In the material below, find every line with "marker" and pull it out.
════════════════════
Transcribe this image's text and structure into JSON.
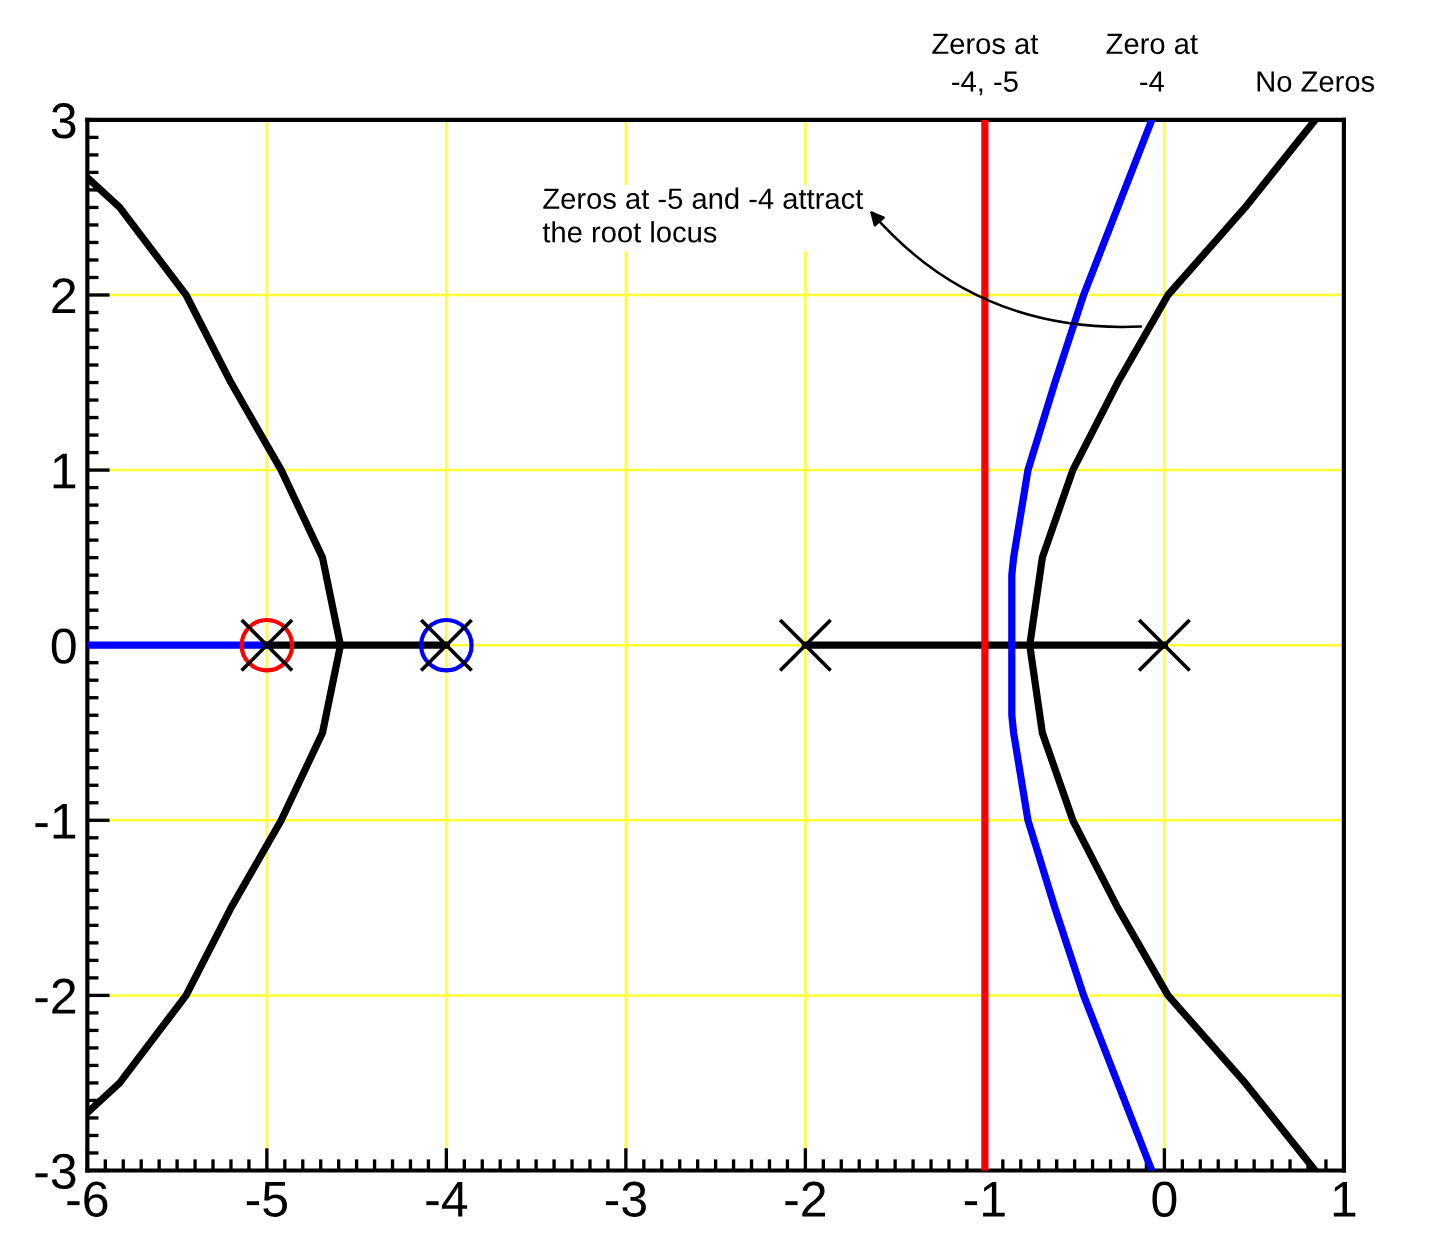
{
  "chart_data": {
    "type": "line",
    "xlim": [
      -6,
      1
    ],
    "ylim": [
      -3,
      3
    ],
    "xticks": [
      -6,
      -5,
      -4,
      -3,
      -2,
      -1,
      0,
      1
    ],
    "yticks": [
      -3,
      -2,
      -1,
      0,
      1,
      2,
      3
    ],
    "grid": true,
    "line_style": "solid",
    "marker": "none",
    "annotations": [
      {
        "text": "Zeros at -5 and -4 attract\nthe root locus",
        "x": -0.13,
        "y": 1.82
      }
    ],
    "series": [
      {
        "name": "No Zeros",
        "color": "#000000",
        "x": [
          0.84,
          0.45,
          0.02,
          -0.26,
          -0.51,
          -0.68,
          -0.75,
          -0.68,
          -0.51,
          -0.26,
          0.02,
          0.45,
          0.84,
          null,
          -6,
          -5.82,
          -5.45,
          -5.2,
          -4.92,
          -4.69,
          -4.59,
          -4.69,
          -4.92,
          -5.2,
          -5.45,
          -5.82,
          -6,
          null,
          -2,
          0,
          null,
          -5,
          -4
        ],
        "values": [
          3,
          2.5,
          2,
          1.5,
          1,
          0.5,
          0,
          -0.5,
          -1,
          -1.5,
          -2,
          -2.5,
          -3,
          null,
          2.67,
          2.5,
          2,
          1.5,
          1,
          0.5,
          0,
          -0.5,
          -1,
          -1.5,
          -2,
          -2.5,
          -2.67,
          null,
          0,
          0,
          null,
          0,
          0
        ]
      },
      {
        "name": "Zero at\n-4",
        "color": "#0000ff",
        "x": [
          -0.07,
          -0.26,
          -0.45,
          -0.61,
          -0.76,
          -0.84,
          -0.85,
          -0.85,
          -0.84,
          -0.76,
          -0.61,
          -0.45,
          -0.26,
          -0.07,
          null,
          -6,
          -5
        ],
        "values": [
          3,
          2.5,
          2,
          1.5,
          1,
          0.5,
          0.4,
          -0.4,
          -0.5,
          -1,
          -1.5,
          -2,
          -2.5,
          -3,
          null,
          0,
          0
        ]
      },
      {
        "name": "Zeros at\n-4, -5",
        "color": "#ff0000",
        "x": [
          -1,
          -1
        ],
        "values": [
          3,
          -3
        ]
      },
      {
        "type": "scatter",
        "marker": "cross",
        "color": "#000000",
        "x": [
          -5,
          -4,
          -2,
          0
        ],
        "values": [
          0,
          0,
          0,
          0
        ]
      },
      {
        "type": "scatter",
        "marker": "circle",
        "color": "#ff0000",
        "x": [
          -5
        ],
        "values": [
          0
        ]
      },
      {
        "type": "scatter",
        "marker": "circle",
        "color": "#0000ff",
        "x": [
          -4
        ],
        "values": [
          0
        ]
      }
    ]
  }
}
════════════════════
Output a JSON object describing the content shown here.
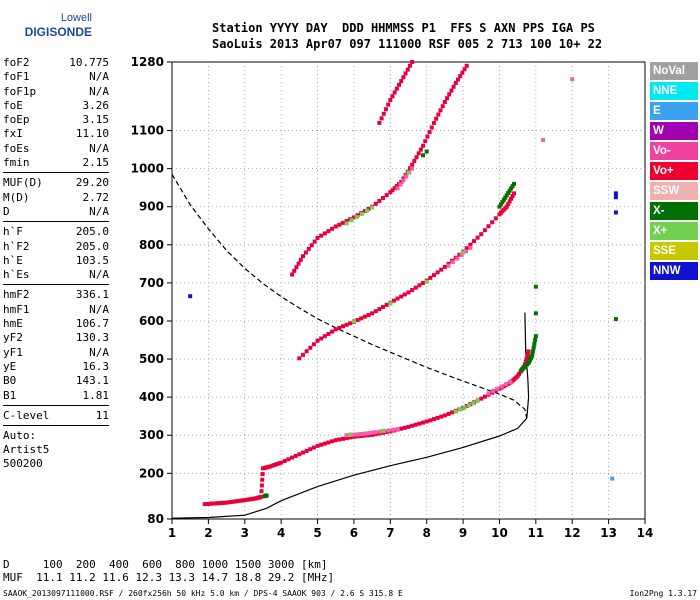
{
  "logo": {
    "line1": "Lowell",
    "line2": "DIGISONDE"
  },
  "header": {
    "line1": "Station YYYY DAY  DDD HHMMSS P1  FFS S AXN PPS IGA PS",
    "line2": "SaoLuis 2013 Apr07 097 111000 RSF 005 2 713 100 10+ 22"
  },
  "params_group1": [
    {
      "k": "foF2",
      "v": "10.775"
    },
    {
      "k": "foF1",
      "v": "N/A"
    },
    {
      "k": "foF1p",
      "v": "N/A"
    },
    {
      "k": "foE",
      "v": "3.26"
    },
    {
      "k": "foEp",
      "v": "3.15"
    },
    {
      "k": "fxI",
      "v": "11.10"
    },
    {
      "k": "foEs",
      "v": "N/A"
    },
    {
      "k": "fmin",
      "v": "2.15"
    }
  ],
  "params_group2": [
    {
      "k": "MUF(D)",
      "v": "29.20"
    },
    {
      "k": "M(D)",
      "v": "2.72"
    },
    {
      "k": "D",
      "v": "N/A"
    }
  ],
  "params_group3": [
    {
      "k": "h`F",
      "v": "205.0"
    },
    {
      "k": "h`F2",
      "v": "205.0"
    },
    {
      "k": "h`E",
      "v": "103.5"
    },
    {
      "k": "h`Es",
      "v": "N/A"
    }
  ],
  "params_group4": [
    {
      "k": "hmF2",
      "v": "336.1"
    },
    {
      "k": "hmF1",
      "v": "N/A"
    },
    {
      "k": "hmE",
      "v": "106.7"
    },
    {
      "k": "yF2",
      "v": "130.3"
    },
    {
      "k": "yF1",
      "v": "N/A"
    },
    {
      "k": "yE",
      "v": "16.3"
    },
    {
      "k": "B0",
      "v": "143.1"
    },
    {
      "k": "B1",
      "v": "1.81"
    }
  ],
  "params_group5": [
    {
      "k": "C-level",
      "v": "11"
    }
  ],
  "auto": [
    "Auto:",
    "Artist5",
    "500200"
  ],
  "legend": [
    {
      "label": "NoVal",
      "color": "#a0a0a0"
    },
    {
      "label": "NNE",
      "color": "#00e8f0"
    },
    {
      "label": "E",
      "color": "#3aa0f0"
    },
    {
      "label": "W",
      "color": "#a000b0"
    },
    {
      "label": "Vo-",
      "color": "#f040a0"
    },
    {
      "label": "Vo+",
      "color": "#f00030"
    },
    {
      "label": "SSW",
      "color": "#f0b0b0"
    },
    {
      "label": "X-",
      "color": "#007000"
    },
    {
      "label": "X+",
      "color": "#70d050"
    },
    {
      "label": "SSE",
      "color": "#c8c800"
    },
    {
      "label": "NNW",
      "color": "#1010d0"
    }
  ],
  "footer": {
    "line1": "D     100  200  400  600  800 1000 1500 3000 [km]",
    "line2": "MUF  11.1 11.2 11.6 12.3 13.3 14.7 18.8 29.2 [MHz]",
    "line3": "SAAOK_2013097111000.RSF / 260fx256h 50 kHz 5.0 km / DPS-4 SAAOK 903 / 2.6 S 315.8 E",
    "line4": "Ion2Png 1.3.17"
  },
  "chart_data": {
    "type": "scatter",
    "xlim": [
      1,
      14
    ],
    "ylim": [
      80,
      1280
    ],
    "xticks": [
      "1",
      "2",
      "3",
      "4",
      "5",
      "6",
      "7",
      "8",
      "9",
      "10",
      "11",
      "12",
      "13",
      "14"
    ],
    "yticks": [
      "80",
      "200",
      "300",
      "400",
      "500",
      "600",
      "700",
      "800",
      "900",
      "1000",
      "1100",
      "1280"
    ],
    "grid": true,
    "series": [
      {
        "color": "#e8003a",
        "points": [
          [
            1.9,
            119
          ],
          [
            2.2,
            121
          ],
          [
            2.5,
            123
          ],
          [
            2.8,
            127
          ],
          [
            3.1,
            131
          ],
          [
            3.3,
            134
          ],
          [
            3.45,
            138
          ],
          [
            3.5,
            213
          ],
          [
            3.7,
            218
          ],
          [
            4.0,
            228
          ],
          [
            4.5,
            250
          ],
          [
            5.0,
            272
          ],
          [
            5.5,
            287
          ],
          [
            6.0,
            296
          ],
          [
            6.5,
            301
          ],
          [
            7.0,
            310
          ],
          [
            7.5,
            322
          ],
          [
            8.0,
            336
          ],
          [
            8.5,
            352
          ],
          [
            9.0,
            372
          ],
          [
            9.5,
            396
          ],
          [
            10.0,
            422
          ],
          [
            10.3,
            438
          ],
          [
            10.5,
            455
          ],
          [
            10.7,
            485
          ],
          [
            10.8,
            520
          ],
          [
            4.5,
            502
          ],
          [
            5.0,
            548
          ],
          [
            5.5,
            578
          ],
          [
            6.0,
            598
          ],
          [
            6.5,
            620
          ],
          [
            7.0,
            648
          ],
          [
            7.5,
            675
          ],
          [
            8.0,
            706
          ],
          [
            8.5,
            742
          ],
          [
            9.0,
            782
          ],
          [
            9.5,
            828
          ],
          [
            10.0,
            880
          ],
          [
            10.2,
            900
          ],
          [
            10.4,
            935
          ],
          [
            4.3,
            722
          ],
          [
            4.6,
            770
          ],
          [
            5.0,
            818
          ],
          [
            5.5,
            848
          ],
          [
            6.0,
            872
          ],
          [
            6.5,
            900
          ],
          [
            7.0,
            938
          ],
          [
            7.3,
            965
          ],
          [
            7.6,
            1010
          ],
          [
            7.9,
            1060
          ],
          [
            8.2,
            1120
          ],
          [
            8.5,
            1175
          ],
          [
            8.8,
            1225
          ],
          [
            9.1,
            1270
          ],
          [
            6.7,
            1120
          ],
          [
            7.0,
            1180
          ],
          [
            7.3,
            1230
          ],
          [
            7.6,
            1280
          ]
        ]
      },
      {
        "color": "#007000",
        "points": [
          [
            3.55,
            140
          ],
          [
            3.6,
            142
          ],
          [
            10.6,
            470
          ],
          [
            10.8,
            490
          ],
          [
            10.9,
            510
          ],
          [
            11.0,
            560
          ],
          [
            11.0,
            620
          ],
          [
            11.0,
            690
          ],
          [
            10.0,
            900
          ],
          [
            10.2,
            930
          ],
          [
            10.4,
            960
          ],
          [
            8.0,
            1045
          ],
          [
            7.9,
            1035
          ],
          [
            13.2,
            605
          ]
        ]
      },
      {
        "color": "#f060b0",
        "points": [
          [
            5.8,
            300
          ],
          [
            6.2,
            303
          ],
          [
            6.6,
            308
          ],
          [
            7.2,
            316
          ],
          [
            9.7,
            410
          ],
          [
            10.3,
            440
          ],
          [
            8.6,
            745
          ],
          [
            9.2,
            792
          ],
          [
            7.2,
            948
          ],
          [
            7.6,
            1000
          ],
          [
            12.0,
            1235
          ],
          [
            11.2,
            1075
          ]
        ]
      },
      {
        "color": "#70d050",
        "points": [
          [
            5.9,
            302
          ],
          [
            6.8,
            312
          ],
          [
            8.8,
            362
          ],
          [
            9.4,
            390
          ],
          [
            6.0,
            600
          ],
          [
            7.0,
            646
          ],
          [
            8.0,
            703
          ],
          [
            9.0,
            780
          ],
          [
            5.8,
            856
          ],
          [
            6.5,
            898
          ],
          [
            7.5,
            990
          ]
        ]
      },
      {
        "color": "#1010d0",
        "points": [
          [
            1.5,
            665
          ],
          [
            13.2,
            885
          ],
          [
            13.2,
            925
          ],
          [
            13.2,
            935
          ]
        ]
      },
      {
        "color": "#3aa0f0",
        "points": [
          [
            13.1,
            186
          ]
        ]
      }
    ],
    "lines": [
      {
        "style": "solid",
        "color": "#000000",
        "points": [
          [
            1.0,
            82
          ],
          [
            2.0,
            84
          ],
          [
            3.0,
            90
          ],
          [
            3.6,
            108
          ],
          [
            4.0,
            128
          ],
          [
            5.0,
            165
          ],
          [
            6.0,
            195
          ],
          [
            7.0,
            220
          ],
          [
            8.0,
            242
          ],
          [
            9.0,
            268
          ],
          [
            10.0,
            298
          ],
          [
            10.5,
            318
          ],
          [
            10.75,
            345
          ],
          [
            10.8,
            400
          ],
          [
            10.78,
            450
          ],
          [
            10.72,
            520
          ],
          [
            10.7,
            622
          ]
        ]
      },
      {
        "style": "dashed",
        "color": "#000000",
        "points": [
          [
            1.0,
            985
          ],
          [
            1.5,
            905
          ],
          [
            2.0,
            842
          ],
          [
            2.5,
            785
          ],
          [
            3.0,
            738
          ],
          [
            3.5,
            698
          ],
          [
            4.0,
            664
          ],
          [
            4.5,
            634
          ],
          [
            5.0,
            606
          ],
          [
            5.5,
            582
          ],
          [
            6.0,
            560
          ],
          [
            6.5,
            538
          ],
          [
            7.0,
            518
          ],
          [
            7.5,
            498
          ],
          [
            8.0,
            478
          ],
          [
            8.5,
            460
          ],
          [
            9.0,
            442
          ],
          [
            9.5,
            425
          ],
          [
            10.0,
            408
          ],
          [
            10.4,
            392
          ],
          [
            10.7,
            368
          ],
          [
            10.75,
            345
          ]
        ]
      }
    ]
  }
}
════════════════════
■ TASK OUTPUT ■
    "marker": "none",
        "marker": "cross",
        "marker": "circle",
        "marker": "circle",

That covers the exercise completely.